== Information provided

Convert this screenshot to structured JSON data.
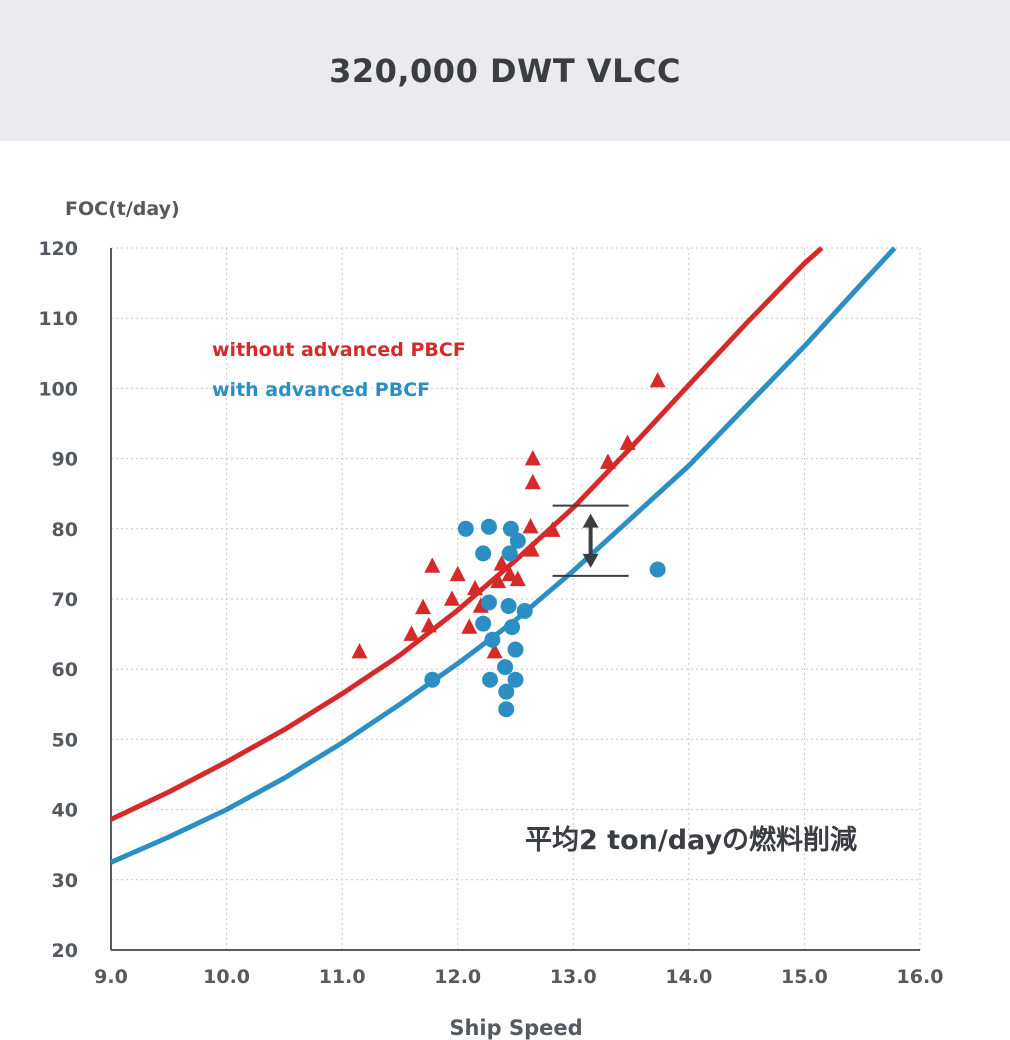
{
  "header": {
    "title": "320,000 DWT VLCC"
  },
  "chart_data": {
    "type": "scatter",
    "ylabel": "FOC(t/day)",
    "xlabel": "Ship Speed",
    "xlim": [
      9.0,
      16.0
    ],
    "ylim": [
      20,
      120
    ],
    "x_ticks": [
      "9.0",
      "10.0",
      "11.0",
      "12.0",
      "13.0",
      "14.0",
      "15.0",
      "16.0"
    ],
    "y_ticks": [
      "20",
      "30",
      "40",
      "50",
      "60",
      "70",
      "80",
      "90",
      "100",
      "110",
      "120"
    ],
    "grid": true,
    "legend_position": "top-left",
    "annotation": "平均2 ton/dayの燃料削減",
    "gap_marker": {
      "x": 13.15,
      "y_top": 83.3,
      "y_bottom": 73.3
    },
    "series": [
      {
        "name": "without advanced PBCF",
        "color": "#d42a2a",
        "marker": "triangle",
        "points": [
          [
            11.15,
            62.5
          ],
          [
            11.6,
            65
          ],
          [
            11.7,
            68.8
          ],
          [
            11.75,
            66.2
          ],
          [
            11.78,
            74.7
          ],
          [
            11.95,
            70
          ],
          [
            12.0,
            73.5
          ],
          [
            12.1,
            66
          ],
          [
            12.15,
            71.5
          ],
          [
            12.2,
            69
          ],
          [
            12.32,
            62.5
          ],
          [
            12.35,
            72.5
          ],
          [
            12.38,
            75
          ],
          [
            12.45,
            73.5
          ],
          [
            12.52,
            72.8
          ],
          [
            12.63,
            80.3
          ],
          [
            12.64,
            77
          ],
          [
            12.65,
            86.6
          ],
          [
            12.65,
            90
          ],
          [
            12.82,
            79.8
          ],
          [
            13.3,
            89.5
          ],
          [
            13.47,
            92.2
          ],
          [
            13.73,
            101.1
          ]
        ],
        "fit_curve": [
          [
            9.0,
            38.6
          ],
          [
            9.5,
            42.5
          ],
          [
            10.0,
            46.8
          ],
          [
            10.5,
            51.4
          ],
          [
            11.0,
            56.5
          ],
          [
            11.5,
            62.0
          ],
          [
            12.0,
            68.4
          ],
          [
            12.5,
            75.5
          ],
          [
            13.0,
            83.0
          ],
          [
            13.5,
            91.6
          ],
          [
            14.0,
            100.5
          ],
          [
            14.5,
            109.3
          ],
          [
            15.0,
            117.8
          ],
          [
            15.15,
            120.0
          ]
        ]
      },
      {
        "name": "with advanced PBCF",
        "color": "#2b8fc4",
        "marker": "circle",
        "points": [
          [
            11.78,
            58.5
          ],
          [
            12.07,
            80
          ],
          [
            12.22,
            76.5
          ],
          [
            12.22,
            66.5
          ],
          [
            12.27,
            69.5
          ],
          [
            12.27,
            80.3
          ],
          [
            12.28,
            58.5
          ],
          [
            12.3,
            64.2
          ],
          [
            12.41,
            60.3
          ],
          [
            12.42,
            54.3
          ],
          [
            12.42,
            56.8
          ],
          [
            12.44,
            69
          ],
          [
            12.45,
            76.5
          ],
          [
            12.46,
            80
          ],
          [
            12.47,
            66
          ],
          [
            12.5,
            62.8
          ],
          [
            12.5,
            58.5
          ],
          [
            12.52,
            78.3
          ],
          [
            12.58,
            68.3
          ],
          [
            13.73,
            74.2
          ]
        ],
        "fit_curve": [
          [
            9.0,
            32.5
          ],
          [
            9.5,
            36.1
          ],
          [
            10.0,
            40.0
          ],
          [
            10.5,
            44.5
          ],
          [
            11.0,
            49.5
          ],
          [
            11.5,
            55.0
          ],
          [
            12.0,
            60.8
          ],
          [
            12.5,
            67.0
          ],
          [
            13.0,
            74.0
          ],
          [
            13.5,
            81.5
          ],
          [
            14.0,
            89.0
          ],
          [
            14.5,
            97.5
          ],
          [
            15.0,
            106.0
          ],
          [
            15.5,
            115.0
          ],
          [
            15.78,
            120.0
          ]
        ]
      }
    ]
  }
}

====

• [Written task] Repeat all the records above exactly, leaving out any pictures.

• [Output for this exercise]
Convert this screenshot to structured JSON data.
{
  "header": {
    "title": "320,000 DWT VLCC"
  },
  "chart_data": {
    "type": "scatter",
    "ylabel": "FOC(t/day)",
    "xlabel": "Ship Speed",
    "xlim": [
      9.0,
      16.0
    ],
    "ylim": [
      20,
      120
    ],
    "x_ticks": [
      "9.0",
      "10.0",
      "11.0",
      "12.0",
      "13.0",
      "14.0",
      "15.0",
      "16.0"
    ],
    "y_ticks": [
      "20",
      "30",
      "40",
      "50",
      "60",
      "70",
      "80",
      "90",
      "100",
      "110",
      "120"
    ],
    "grid": true,
    "legend_position": "top-left",
    "annotation": "平均2 ton/dayの燃料削減",
    "gap_marker": {
      "x": 13.15,
      "y_top": 83.3,
      "y_bottom": 73.3
    },
    "series": [
      {
        "name": "without advanced PBCF",
        "color": "#d42a2a",
        "marker": "triangle",
        "points": [
          [
            11.15,
            62.5
          ],
          [
            11.6,
            65
          ],
          [
            11.7,
            68.8
          ],
          [
            11.75,
            66.2
          ],
          [
            11.78,
            74.7
          ],
          [
            11.95,
            70
          ],
          [
            12.0,
            73.5
          ],
          [
            12.1,
            66
          ],
          [
            12.15,
            71.5
          ],
          [
            12.2,
            69
          ],
          [
            12.32,
            62.5
          ],
          [
            12.35,
            72.5
          ],
          [
            12.38,
            75
          ],
          [
            12.45,
            73.5
          ],
          [
            12.52,
            72.8
          ],
          [
            12.63,
            80.3
          ],
          [
            12.64,
            77
          ],
          [
            12.65,
            86.6
          ],
          [
            12.65,
            90
          ],
          [
            12.82,
            79.8
          ],
          [
            13.3,
            89.5
          ],
          [
            13.47,
            92.2
          ],
          [
            13.73,
            101.1
          ]
        ],
        "fit_curve": [
          [
            9.0,
            38.6
          ],
          [
            9.5,
            42.5
          ],
          [
            10.0,
            46.8
          ],
          [
            10.5,
            51.4
          ],
          [
            11.0,
            56.5
          ],
          [
            11.5,
            62.0
          ],
          [
            12.0,
            68.4
          ],
          [
            12.5,
            75.5
          ],
          [
            13.0,
            83.0
          ],
          [
            13.5,
            91.6
          ],
          [
            14.0,
            100.5
          ],
          [
            14.5,
            109.3
          ],
          [
            15.0,
            117.8
          ],
          [
            15.15,
            120.0
          ]
        ]
      },
      {
        "name": "with advanced PBCF",
        "color": "#2b8fc4",
        "marker": "circle",
        "points": [
          [
            11.78,
            58.5
          ],
          [
            12.07,
            80
          ],
          [
            12.22,
            76.5
          ],
          [
            12.22,
            66.5
          ],
          [
            12.27,
            69.5
          ],
          [
            12.27,
            80.3
          ],
          [
            12.28,
            58.5
          ],
          [
            12.3,
            64.2
          ],
          [
            12.41,
            60.3
          ],
          [
            12.42,
            54.3
          ],
          [
            12.42,
            56.8
          ],
          [
            12.44,
            69
          ],
          [
            12.45,
            76.5
          ],
          [
            12.46,
            80
          ],
          [
            12.47,
            66
          ],
          [
            12.5,
            62.8
          ],
          [
            12.5,
            58.5
          ],
          [
            12.52,
            78.3
          ],
          [
            12.58,
            68.3
          ],
          [
            13.73,
            74.2
          ]
        ],
        "fit_curve": [
          [
            9.0,
            32.5
          ],
          [
            9.5,
            36.1
          ],
          [
            10.0,
            40.0
          ],
          [
            10.5,
            44.5
          ],
          [
            11.0,
            49.5
          ],
          [
            11.5,
            55.0
          ],
          [
            12.0,
            60.8
          ],
          [
            12.5,
            67.0
          ],
          [
            13.0,
            74.0
          ],
          [
            13.5,
            81.5
          ],
          [
            14.0,
            89.0
          ],
          [
            14.5,
            97.5
          ],
          [
            15.0,
            106.0
          ],
          [
            15.5,
            115.0
          ],
          [
            15.78,
            120.0
          ]
        ]
      }
    ]
  }
}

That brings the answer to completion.